=== PROBLEM DETAILS ===
Copy every line from the records below that holds the word "Repository".

=== MATERIAL FOR THIS EXERCISE ===
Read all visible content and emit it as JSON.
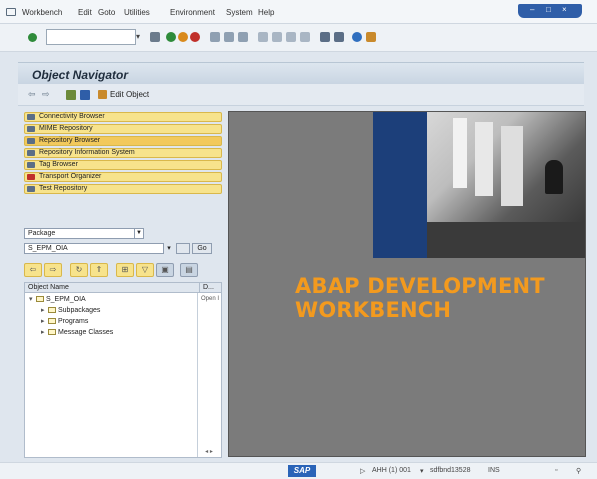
{
  "menu": {
    "items": [
      "Workbench",
      "Edit",
      "Goto",
      "Utilities",
      "Environment",
      "System",
      "Help"
    ]
  },
  "toolbar": {
    "command_value": "",
    "icons": [
      "save-icon",
      "back-icon",
      "exit-icon",
      "cancel-icon",
      "print-icon",
      "find-icon",
      "find-next-icon",
      "first-page-icon",
      "previous-page-icon",
      "next-page-icon",
      "last-page-icon",
      "new-session-icon",
      "shortcut-icon",
      "help-icon",
      "customize-layout-icon"
    ]
  },
  "header": {
    "title": "Object Navigator"
  },
  "app_toolbar": {
    "edit_object_label": "Edit Object"
  },
  "sidebar": {
    "items": [
      {
        "label": "Connectivity Browser"
      },
      {
        "label": "MIME Repository"
      },
      {
        "label": "Repository Browser"
      },
      {
        "label": "Repository Information System"
      },
      {
        "label": "Tag Browser"
      },
      {
        "label": "Transport Organizer"
      },
      {
        "label": "Test Repository"
      }
    ],
    "active_index": 2
  },
  "object_selector": {
    "type_value": "Package",
    "name_value": "S_EPM_OIA",
    "go_label": "Go"
  },
  "tree": {
    "columns": [
      "Object Name",
      "D..."
    ],
    "root": {
      "name": "S_EPM_OIA",
      "desc": "Open I"
    },
    "children": [
      "Subpackages",
      "Programs",
      "Message Classes"
    ],
    "scroll_label": "◂ ▸"
  },
  "welcome": {
    "title_line1": "ABAP DEVELOPMENT",
    "title_line2": "WORKBENCH",
    "title_color": "#f39a1e"
  },
  "status": {
    "logo": "SAP",
    "system": "AHH (1) 001",
    "server": "sdfbnd13528",
    "mode": "INS"
  }
}
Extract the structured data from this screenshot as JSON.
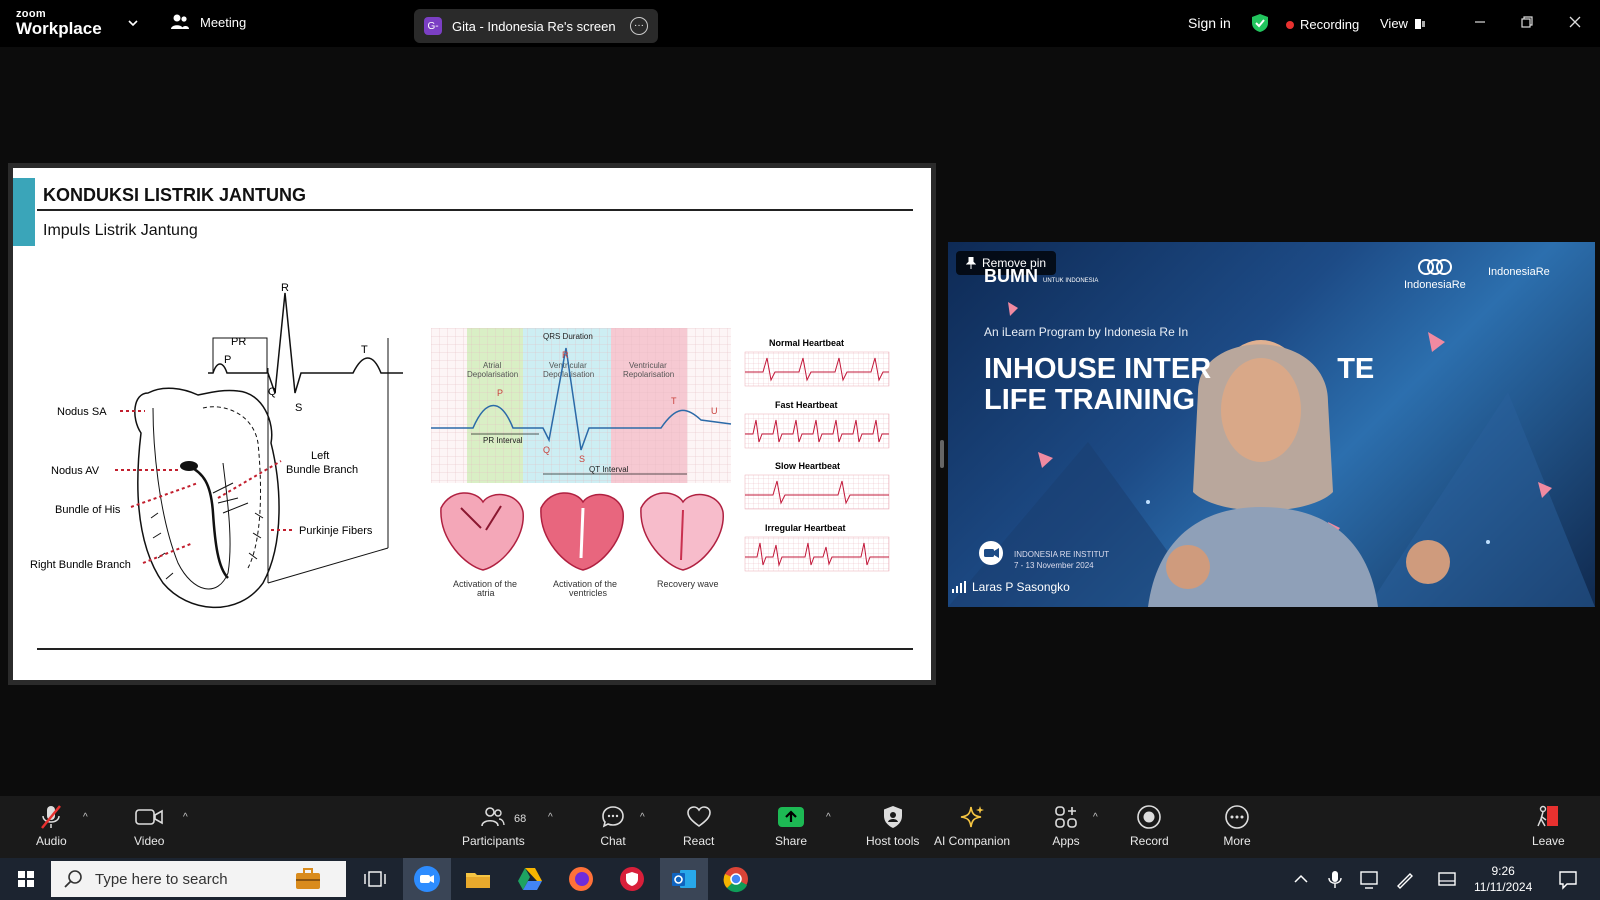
{
  "topbar": {
    "logo_top": "zoom",
    "logo_bottom": "Workplace",
    "meeting_label": "Meeting",
    "share_badge": "G-",
    "share_title": "Gita - Indonesia Re's screen",
    "signin": "Sign in",
    "recording": "Recording",
    "view": "View"
  },
  "slide": {
    "title": "KONDUKSI LISTRIK JANTUNG",
    "subtitle": "Impuls Listrik Jantung",
    "heart_labels": {
      "nodus_sa": "Nodus SA",
      "nodus_av": "Nodus AV",
      "bundle_his": "Bundle of His",
      "right_bundle": "Right Bundle Branch",
      "left_bundle_1": "Left",
      "left_bundle_2": "Bundle Branch",
      "purkinje": "Purkinje Fibers"
    },
    "ecg_letters": {
      "p": "P",
      "pr": "PR",
      "q": "Q",
      "r": "R",
      "s": "S",
      "t": "T"
    },
    "wave_labels": {
      "qrs": "QRS Duration",
      "atrial_1": "Atrial",
      "atrial_2": "Depolarisation",
      "vent_dep_1": "Ventricular",
      "vent_dep_2": "Depolarisation",
      "vent_rep_1": "Ventricular",
      "vent_rep_2": "Repolarisation",
      "pr_interval": "PR Interval",
      "qt_interval": "QT Interval",
      "p": "P",
      "q": "Q",
      "r": "R",
      "s": "S",
      "t": "T",
      "u": "U"
    },
    "activation": {
      "a1_1": "Activation of the",
      "a1_2": "atria",
      "a2_1": "Activation of the",
      "a2_2": "ventricles",
      "a3": "Recovery wave"
    },
    "heartbeats": {
      "normal": "Normal Heartbeat",
      "fast": "Fast Heartbeat",
      "slow": "Slow Heartbeat",
      "irregular": "Irregular Heartbeat"
    }
  },
  "video": {
    "remove_pin": "Remove pin",
    "bumn": "BUMN",
    "bumn_sub": "UNTUK INDONESIA",
    "brand1": "IndonesiaRe",
    "brand2": "IndonesiaRe",
    "program": "An iLearn Program by Indonesia Re In",
    "headline_1": "INHOUSE INTER",
    "headline_1b": "TE",
    "headline_2": "LIFE TRAINING",
    "event_1": "INDONESIA RE INSTITUT",
    "event_2": "7 - 13 November 2024",
    "participant_name": "Laras P Sasongko"
  },
  "toolbar": {
    "audio": "Audio",
    "video": "Video",
    "participants": "Participants",
    "participants_count": "68",
    "chat": "Chat",
    "react": "React",
    "share": "Share",
    "host_tools": "Host tools",
    "ai_companion": "AI Companion",
    "apps": "Apps",
    "record": "Record",
    "more": "More",
    "leave": "Leave"
  },
  "taskbar": {
    "search_placeholder": "Type here to search",
    "time": "9:26",
    "date": "11/11/2024"
  },
  "colors": {
    "accent_teal": "#3aa5b9",
    "recording_red": "#e8312f",
    "share_green": "#1db954",
    "shield_green": "#22c55e",
    "leave_red": "#e8312f",
    "ai_gold": "#f5c542"
  }
}
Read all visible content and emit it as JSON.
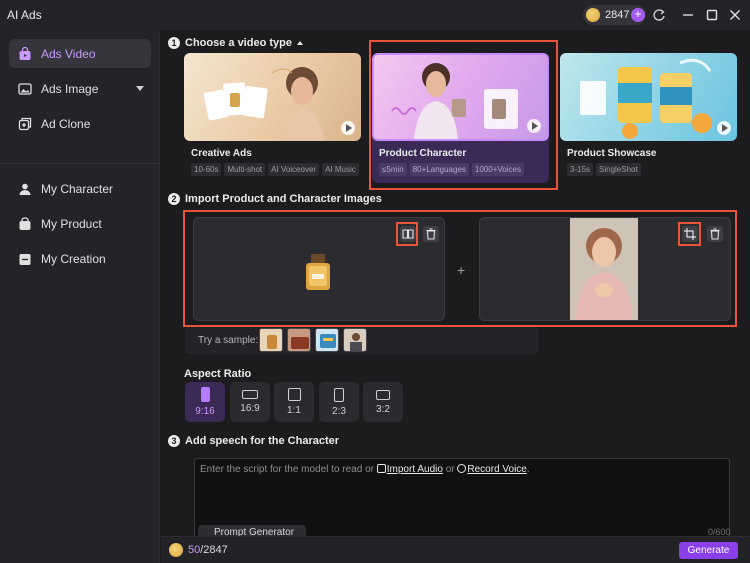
{
  "app": {
    "title": "AI Ads"
  },
  "titlebar": {
    "credits": "2847",
    "plus_icon": "+"
  },
  "sidebar": {
    "items": [
      {
        "label": "Ads Video",
        "icon": "bag-icon"
      },
      {
        "label": "Ads Image",
        "icon": "image-icon"
      },
      {
        "label": "Ad Clone",
        "icon": "clone-icon"
      },
      {
        "label": "My Character",
        "icon": "person-icon"
      },
      {
        "label": "My Product",
        "icon": "product-icon"
      },
      {
        "label": "My Creation",
        "icon": "folder-icon"
      }
    ]
  },
  "section1": {
    "step": "1",
    "title": "Choose a video type",
    "cards": [
      {
        "label": "Creative Ads",
        "tags": [
          "10-60s",
          "Multi-shot",
          "AI Voiceover",
          "AI Music"
        ]
      },
      {
        "label": "Product Character",
        "tags": [
          "≤5min",
          "80+Languages",
          "1000+Voices"
        ]
      },
      {
        "label": "Product Showcase",
        "tags": [
          "3-15s",
          "SingleShot"
        ]
      }
    ]
  },
  "section2": {
    "step": "2",
    "title": "Import Product and Character Images",
    "plus": "+",
    "sample_label": "Try a sample:"
  },
  "aspect": {
    "title": "Aspect Ratio",
    "options": [
      "9:16",
      "16:9",
      "1:1",
      "2:3",
      "3:2"
    ],
    "selected": "9:16"
  },
  "section3": {
    "step": "3",
    "title": "Add speech for the Character",
    "placeholder_pre": "Enter the script for the model to read or",
    "import_audio": "Import Audio",
    "or": "or",
    "record_voice": "Record Voice",
    "period": ".",
    "prompt_generator": "Prompt Generator",
    "counter": "0/600"
  },
  "footer": {
    "used": "50",
    "total": "/2847",
    "generate": "Generate"
  },
  "colors": {
    "accent": "#8a3fe8",
    "highlight": "#e8553a",
    "selected": "#c99bff"
  }
}
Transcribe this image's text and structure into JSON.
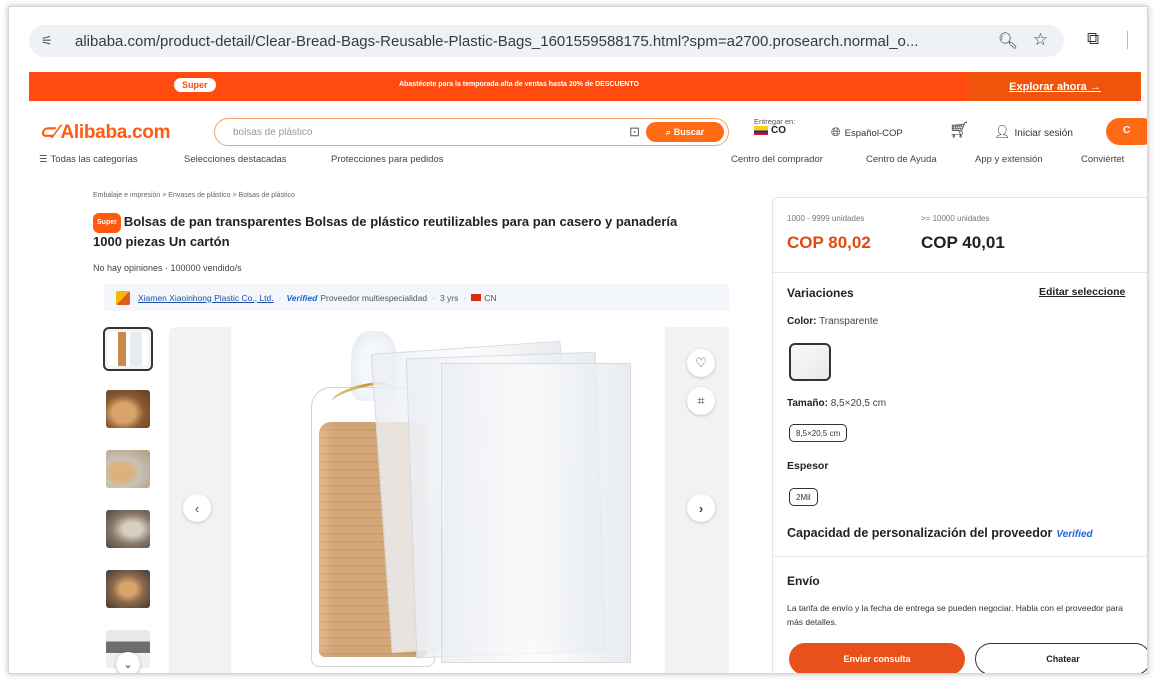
{
  "browser": {
    "url": "alibaba.com/product-detail/Clear-Bread-Bags-Reusable-Plastic-Bags_1601559588175.html?spm=a2700.prosearch.normal_o...",
    "site_settings_icon": "tune-icon",
    "zoom_icon": "zoom-icon",
    "bookmark_icon": "star-icon",
    "extensions_icon": "puzzle-icon"
  },
  "promo": {
    "badge": "Super",
    "text": "Abastécete para la temporada alta de ventas hasta 20% de DESCUENTO",
    "explore": "Explorar ahora →"
  },
  "header": {
    "logo": "Alibaba.com",
    "search_placeholder": "bolsas de plástico",
    "search_button": "Buscar",
    "deliver_label": "Entregar en:",
    "deliver_country": "CO",
    "language": "Español-COP",
    "login": "Iniciar sesión",
    "signup": "C"
  },
  "nav": {
    "left": [
      "Todas las categorías",
      "Selecciones destacadas",
      "Protecciones para pedidos"
    ],
    "right": [
      "Centro del comprador",
      "Centro de Ayuda",
      "App y extensión",
      "Conviértet"
    ]
  },
  "product": {
    "breadcrumb": "Embalaje e impresión  >  Envases de plástico  >  Bolsas de plástico",
    "title_badge": "Super",
    "title": "Bolsas de pan transparentes Bolsas de plástico reutilizables para pan casero y panadería 1000 piezas Un cartón",
    "reviews": "No hay opiniones · 100000 vendido/s",
    "supplier_name": "Xiamen Xiaoinhong Plastic Co., Ltd.",
    "verified": "Verified",
    "supplier_type": "Proveedor multiespecialidad",
    "years": "3 yrs",
    "country": "CN"
  },
  "pricing": {
    "tiers": [
      {
        "range": "1000 - 9999 unidades",
        "price": "COP 80,02"
      },
      {
        "range": ">= 10000 unidades",
        "price": "COP 40,01"
      }
    ]
  },
  "variations": {
    "title": "Variaciones",
    "edit": "Editar seleccione",
    "color_label": "Color:",
    "color_value": "Transparente",
    "size_label": "Tamaño:",
    "size_value": "8,5×20,5 cm",
    "size_chip": "8,5×20,5 cm",
    "thickness_label": "Espesor",
    "thickness_chip": "2Mil"
  },
  "customization": {
    "text": "Capacidad de personalización del proveedor",
    "verified": "Verified"
  },
  "shipping": {
    "title": "Envío",
    "text": "La tarifa de envío y la fecha de entrega se pueden negociar. Habla con el proveedor para más detalles."
  },
  "actions": {
    "inquiry": "Enviar consulta",
    "chat": "Chatear"
  }
}
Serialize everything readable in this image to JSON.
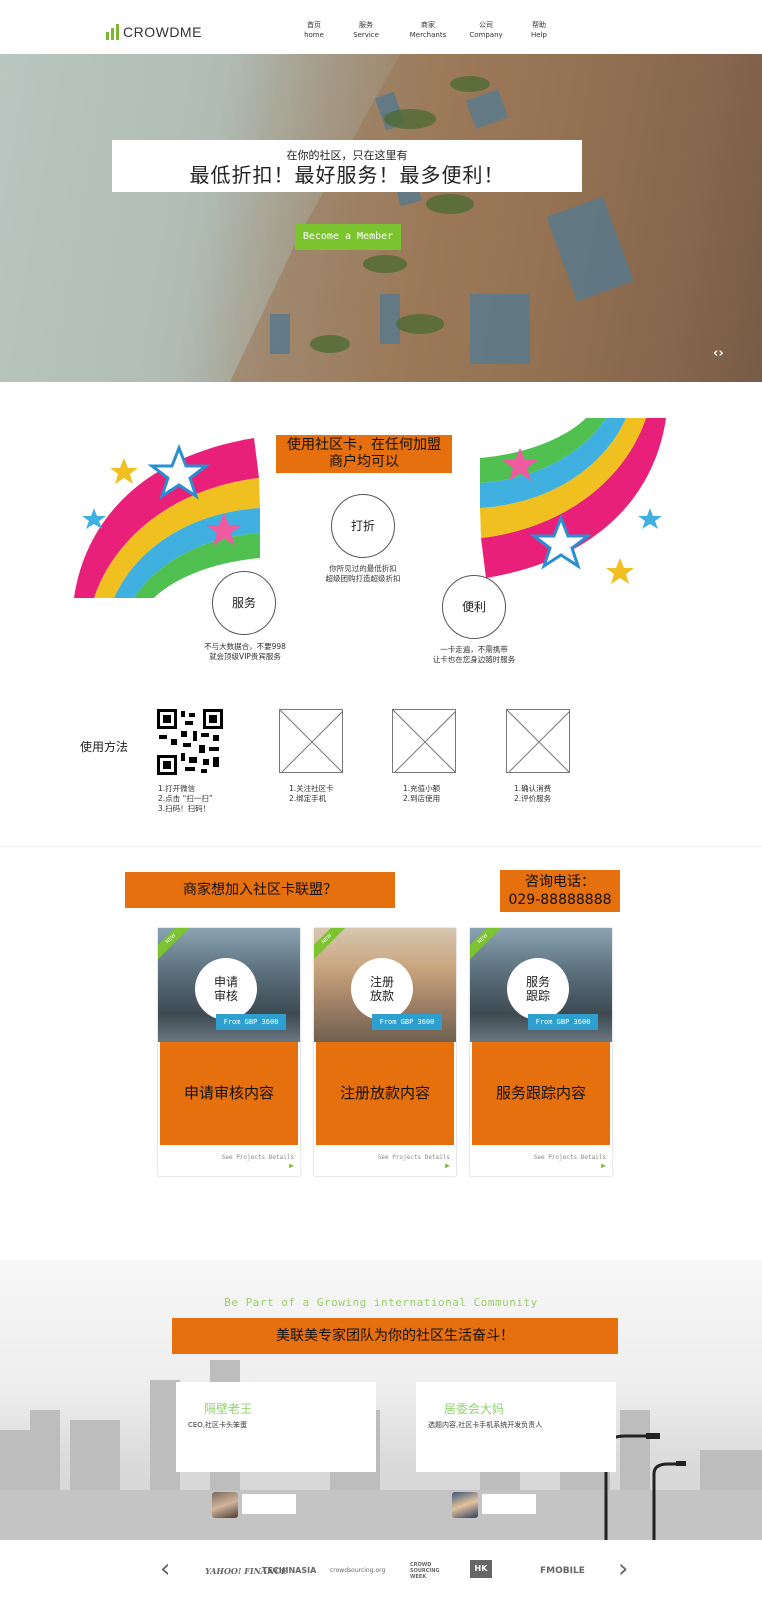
{
  "header": {
    "logo": "CROWDME",
    "nav": [
      {
        "zh": "首页",
        "en": "home"
      },
      {
        "zh": "服务",
        "en": "Service"
      },
      {
        "zh": "商家",
        "en": "Merchants"
      },
      {
        "zh": "公司",
        "en": "Company"
      },
      {
        "zh": "帮助",
        "en": "Help"
      }
    ]
  },
  "hero": {
    "subtitle": "在你的社区，只在这里有",
    "title": "最低折扣！最好服务！最多便利！",
    "cta": "Become a Member",
    "arrows": "‹›"
  },
  "features": {
    "title_line1": "使用社区卡，在任何加盟",
    "title_line2": "商户均可以",
    "items": [
      {
        "label": "打折",
        "desc1": "你所见过的最低折扣",
        "desc2": "超级团购打造超级折扣"
      },
      {
        "label": "服务",
        "desc1": "不与大数据合，不要998",
        "desc2": "就会顶级VIP贵宾服务"
      },
      {
        "label": "便利",
        "desc1": "一卡走遍，不需携带",
        "desc2": "让卡也在您身边随时服务"
      }
    ]
  },
  "usage": {
    "label": "使用方法",
    "steps": [
      [
        "1.打开微信",
        "2.点击 “扫一扫”",
        "3.扫码！扫码！"
      ],
      [
        "1.关注社区卡",
        "2.绑定手机"
      ],
      [
        "1.充值小额",
        "2.到店使用"
      ],
      [
        "1.确认消费",
        "2.评价服务"
      ]
    ]
  },
  "merchant": {
    "banner": "商家想加入社区卡联盟？",
    "phone_label": "咨询电话：",
    "phone": "029-88888888",
    "cards": [
      {
        "ribbon": "NEW",
        "circle_line1": "申请",
        "circle_line2": "审核",
        "price": "From GBP 3600",
        "body": "申请审核内容",
        "link": "See Projects Details"
      },
      {
        "ribbon": "NEW",
        "circle_line1": "注册",
        "circle_line2": "放款",
        "price": "From GBP 3600",
        "body": "注册放款内容",
        "link": "See Projects Details"
      },
      {
        "ribbon": "NEW",
        "circle_line1": "服务",
        "circle_line2": "跟踪",
        "price": "From GBP 3600",
        "body": "服务跟踪内容",
        "link": "See Projects Details"
      }
    ]
  },
  "team": {
    "heading": "Be Part of a Growing international Community",
    "banner": "美联美专家团队为你的社区生活奋斗！",
    "testimonials": [
      {
        "name": "隔壁老王",
        "text": "CEO,社区卡头笨蛋"
      },
      {
        "name": "居委会大妈",
        "text": "选题内容,社区卡手机系统开发负责人"
      }
    ]
  },
  "partners": [
    "YAHOO! FINANCE",
    "TECHINASIA",
    "crowdsourcing.org",
    "CROWD SOURCING WEEK",
    "HK",
    "FMOBILE"
  ],
  "colors": {
    "accent_green": "#7cc42f",
    "orange": "#e5700d",
    "price_blue": "#2f9fd0"
  }
}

=== EXPECTED ANSWER ===
        "label": "MIME Repository"
        "label": "Repository Browser"
        "label": "Repository Information System"
        "label": "Test Repository"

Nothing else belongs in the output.